- Set exercise -
Read the records and gather each line that includes "它的概率密度函数为正态分布函数".

(Stored entries)
○ ○ ○

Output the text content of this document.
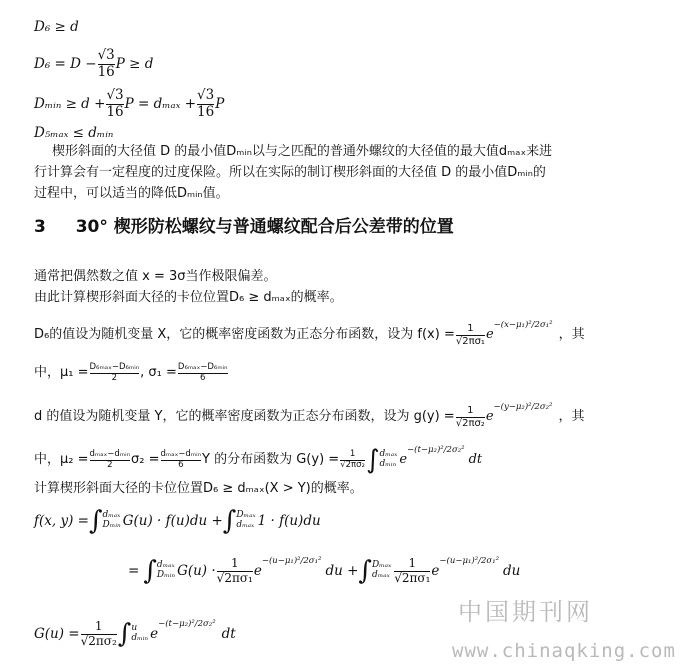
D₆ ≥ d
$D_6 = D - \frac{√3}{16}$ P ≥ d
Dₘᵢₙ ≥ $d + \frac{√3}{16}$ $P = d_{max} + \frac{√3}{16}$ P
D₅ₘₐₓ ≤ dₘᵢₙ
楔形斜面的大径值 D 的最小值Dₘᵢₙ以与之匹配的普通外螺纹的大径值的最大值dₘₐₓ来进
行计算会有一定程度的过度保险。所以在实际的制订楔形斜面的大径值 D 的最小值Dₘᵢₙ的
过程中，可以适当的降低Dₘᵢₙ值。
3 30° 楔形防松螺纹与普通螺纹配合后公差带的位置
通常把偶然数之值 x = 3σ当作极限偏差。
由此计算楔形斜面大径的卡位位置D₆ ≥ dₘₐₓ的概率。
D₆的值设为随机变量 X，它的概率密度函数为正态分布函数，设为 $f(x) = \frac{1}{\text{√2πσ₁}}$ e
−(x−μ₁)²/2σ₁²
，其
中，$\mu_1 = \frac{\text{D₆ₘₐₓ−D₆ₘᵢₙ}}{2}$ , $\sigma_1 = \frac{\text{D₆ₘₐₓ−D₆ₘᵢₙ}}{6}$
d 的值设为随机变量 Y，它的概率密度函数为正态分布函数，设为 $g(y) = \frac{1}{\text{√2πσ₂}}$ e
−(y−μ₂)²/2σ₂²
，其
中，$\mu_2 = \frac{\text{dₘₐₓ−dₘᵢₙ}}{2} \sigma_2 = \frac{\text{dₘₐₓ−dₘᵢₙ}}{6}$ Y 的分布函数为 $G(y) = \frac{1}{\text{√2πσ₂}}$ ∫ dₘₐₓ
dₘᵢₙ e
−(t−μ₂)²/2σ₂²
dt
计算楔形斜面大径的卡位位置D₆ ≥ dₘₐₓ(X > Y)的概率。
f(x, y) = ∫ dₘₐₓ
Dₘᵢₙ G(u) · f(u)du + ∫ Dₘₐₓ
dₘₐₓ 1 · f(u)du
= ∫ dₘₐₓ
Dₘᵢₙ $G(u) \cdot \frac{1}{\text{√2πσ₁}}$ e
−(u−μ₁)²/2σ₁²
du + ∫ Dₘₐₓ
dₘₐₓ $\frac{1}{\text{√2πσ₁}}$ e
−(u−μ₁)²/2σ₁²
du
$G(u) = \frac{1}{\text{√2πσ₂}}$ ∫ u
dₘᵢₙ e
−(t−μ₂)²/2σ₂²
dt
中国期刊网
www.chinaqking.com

○ ○ ○

- Expected answer -
D₆的值设为随机变量 X，它的概率密度函数为正态分布函数，设为 $f(x) = \frac{1}{\text{√2πσ₁}}$ e
d 的值设为随机变量 Y，它的概率密度函数为正态分布函数，设为 $g(y) = \frac{1}{\text{√2πσ₂}}$ e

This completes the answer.